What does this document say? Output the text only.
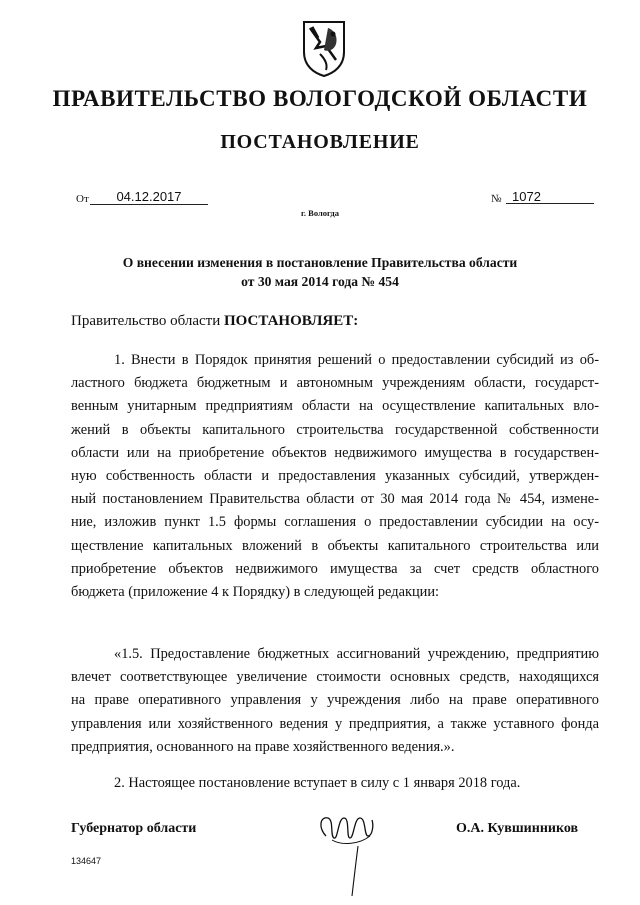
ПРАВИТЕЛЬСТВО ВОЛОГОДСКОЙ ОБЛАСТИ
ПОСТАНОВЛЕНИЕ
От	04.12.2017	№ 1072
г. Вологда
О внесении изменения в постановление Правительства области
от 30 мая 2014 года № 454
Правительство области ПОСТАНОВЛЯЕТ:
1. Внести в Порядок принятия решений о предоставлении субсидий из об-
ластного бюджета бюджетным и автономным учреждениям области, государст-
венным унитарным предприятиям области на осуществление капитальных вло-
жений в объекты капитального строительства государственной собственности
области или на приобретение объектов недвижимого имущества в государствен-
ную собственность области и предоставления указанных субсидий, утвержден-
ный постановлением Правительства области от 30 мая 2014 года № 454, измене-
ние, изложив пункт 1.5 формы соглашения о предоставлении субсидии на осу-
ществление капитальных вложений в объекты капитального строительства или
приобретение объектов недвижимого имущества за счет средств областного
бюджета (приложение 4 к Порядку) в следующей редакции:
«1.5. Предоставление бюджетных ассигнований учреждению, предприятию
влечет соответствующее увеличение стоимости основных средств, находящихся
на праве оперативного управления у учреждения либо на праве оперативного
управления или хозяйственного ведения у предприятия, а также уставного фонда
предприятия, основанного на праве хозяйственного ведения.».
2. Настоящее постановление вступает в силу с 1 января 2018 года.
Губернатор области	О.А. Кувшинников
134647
--
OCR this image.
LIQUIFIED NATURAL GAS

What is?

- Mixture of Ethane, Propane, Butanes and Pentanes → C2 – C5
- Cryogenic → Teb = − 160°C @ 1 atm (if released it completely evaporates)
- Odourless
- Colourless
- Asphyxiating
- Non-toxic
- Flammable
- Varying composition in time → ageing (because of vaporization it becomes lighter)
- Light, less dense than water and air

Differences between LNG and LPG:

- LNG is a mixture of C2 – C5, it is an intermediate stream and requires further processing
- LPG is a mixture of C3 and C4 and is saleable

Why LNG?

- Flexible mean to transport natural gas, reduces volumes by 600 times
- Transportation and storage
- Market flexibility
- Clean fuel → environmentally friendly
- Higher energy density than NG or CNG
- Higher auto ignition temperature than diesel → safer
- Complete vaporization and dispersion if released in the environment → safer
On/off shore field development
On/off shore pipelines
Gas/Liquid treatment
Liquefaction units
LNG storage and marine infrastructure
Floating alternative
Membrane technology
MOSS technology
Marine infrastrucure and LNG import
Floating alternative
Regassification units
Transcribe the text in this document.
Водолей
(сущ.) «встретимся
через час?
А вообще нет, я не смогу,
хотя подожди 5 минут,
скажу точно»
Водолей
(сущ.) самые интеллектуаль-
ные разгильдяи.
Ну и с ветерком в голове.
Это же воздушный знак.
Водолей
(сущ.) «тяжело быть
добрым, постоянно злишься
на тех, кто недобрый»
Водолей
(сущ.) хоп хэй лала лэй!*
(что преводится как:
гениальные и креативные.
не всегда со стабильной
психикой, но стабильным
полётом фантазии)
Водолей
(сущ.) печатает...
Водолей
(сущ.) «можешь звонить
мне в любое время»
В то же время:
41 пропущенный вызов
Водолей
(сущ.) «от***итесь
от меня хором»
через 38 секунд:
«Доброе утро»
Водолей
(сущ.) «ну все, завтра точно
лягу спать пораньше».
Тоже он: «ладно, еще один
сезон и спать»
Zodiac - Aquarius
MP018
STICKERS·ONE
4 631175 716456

* **DIRECTIONS FOR THIS TASK**: For the material, find the number of lines holding the word "бюджета" and give that figure and nothing more.

* **RESULT OF THE TASK**: 2